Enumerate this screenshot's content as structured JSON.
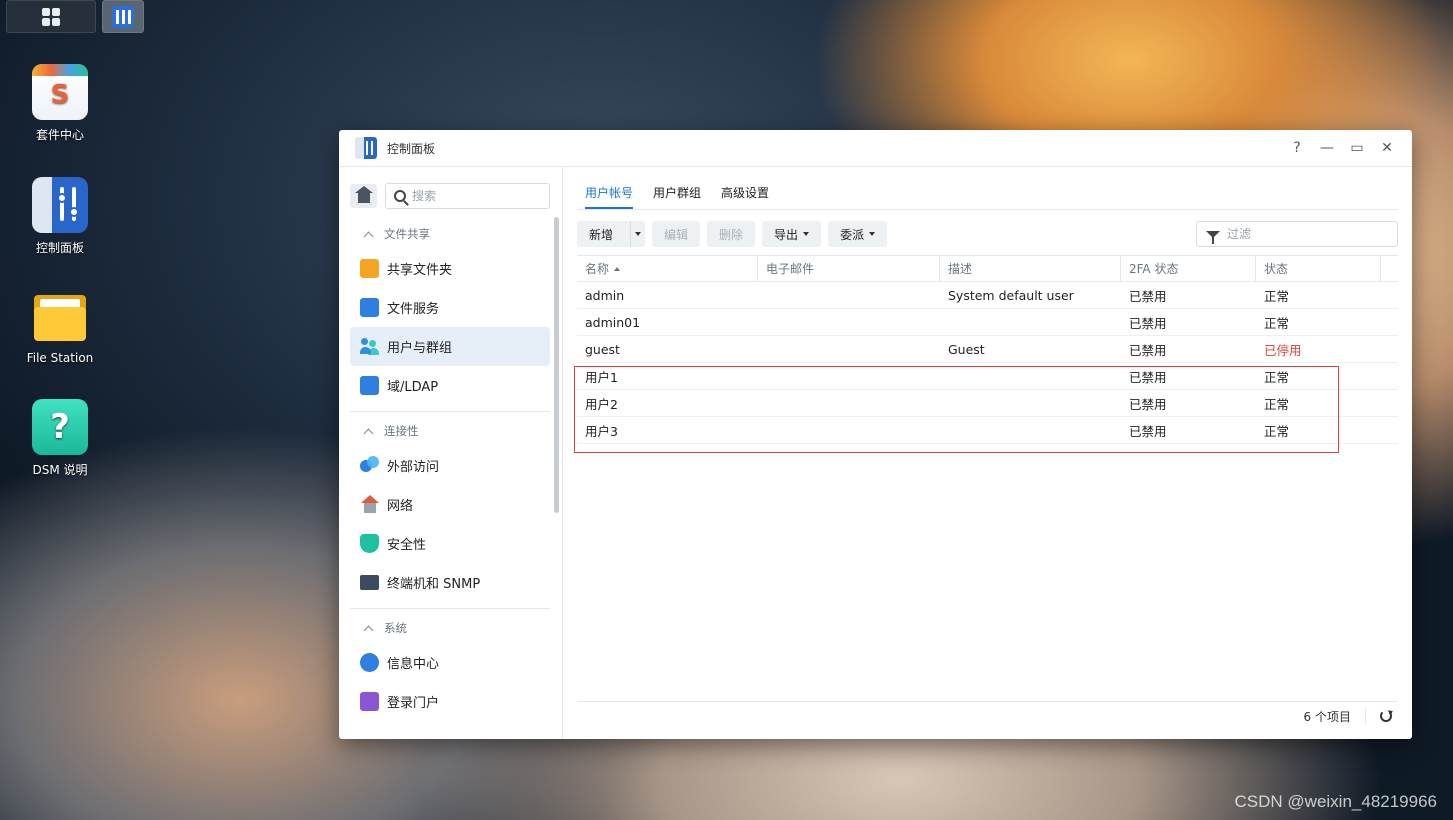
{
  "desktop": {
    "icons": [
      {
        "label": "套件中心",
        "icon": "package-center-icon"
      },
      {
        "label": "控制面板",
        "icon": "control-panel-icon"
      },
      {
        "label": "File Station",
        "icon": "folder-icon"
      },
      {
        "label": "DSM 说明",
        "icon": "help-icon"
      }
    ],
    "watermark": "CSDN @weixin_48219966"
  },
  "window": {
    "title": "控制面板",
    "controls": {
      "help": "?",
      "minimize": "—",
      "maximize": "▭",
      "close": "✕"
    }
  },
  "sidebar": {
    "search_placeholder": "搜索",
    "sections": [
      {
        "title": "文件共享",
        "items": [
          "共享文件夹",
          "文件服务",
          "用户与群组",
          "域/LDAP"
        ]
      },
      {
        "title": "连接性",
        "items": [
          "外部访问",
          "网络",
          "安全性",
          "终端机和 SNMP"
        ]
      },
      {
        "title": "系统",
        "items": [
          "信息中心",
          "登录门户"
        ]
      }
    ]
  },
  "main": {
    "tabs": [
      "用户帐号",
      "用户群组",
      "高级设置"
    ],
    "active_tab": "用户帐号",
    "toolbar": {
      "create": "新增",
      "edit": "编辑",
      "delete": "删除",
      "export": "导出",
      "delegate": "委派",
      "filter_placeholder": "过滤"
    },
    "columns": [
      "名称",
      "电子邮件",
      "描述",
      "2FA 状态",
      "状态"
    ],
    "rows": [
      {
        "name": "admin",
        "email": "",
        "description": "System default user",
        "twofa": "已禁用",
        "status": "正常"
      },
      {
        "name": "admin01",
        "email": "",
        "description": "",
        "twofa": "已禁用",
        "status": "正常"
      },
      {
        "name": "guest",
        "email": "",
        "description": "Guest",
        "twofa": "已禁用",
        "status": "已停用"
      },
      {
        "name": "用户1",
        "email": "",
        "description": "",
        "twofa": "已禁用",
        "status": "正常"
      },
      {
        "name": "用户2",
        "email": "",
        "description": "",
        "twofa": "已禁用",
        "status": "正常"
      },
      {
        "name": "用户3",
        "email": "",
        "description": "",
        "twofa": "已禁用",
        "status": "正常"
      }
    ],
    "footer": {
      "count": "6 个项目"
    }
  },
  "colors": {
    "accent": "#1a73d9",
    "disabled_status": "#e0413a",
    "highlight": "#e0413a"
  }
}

▬▬▬

WHAT THE TASK REQUIRES.
Every entry must be written out exactly, with all pictures left out.

RESPONSE FOR THIS EXERCISE.
Enumerate this screenshot's content as structured JSON.
{
  "desktop": {
    "icons": [
      {
        "label": "套件中心",
        "icon": "package-center-icon"
      },
      {
        "label": "控制面板",
        "icon": "control-panel-icon"
      },
      {
        "label": "File Station",
        "icon": "folder-icon"
      },
      {
        "label": "DSM 说明",
        "icon": "help-icon"
      }
    ],
    "watermark": "CSDN @weixin_48219966"
  },
  "window": {
    "title": "控制面板",
    "controls": {
      "help": "?",
      "minimize": "—",
      "maximize": "▭",
      "close": "✕"
    }
  },
  "sidebar": {
    "search_placeholder": "搜索",
    "sections": [
      {
        "title": "文件共享",
        "items": [
          "共享文件夹",
          "文件服务",
          "用户与群组",
          "域/LDAP"
        ]
      },
      {
        "title": "连接性",
        "items": [
          "外部访问",
          "网络",
          "安全性",
          "终端机和 SNMP"
        ]
      },
      {
        "title": "系统",
        "items": [
          "信息中心",
          "登录门户"
        ]
      }
    ]
  },
  "main": {
    "tabs": [
      "用户帐号",
      "用户群组",
      "高级设置"
    ],
    "active_tab": "用户帐号",
    "toolbar": {
      "create": "新增",
      "edit": "编辑",
      "delete": "删除",
      "export": "导出",
      "delegate": "委派",
      "filter_placeholder": "过滤"
    },
    "columns": [
      "名称",
      "电子邮件",
      "描述",
      "2FA 状态",
      "状态"
    ],
    "rows": [
      {
        "name": "admin",
        "email": "",
        "description": "System default user",
        "twofa": "已禁用",
        "status": "正常"
      },
      {
        "name": "admin01",
        "email": "",
        "description": "",
        "twofa": "已禁用",
        "status": "正常"
      },
      {
        "name": "guest",
        "email": "",
        "description": "Guest",
        "twofa": "已禁用",
        "status": "已停用"
      },
      {
        "name": "用户1",
        "email": "",
        "description": "",
        "twofa": "已禁用",
        "status": "正常"
      },
      {
        "name": "用户2",
        "email": "",
        "description": "",
        "twofa": "已禁用",
        "status": "正常"
      },
      {
        "name": "用户3",
        "email": "",
        "description": "",
        "twofa": "已禁用",
        "status": "正常"
      }
    ],
    "footer": {
      "count": "6 个项目"
    }
  },
  "colors": {
    "accent": "#1a73d9",
    "disabled_status": "#e0413a",
    "highlight": "#e0413a"
  }
}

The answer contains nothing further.